REQUIRED TASK => Which lines of the records contain "text"? Collect every one of them.

ROWS =>
BEGIN
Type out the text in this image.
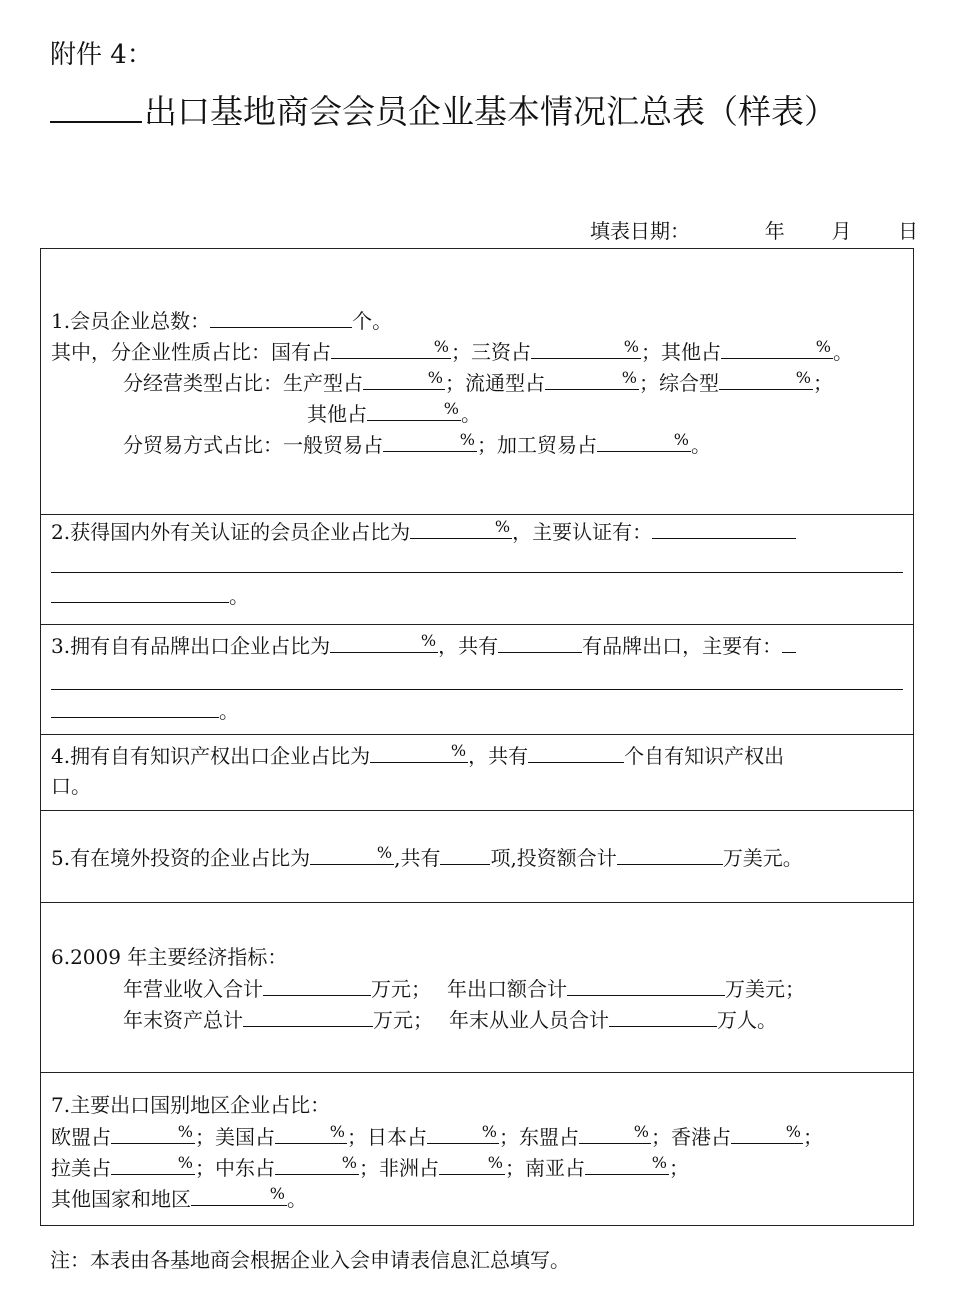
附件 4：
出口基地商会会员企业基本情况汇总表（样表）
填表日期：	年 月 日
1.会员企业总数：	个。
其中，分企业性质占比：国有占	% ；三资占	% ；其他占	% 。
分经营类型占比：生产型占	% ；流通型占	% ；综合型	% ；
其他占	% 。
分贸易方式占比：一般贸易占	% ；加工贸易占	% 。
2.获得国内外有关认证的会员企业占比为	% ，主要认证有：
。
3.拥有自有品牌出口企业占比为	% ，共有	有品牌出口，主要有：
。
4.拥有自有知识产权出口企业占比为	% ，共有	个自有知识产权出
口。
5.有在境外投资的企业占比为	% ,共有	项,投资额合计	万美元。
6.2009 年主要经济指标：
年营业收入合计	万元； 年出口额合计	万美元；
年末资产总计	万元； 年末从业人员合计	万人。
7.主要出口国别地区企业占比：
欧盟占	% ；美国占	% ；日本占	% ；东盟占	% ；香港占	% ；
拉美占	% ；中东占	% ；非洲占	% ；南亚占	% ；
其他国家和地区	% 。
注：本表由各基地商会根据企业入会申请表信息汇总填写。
END
BEGIN
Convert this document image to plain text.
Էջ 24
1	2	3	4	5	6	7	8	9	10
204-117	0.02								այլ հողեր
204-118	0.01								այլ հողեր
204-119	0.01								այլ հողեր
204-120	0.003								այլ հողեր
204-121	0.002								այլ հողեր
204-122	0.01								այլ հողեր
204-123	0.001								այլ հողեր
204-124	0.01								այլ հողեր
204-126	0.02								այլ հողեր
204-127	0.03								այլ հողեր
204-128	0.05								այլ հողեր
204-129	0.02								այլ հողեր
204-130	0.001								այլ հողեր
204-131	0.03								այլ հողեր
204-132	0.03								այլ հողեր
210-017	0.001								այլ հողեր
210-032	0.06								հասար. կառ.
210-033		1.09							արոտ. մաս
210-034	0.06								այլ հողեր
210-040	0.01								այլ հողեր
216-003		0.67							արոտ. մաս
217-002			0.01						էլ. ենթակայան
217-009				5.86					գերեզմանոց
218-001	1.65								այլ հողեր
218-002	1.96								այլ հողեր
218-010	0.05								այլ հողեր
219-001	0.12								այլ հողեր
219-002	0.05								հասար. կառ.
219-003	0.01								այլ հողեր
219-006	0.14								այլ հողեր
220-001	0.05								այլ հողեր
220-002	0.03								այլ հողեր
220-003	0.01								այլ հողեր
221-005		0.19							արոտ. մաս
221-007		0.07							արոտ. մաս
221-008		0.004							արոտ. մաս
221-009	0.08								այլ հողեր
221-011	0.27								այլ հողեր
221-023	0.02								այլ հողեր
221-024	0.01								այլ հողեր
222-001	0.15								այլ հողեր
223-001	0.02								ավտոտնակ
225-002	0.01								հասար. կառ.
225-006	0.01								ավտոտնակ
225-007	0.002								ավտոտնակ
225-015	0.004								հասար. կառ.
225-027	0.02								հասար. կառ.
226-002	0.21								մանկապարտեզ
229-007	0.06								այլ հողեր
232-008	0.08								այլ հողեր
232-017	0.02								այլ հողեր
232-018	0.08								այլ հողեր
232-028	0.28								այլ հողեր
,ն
END
REPLY =>
Type out the text in this image.
Convert this document image to plain text.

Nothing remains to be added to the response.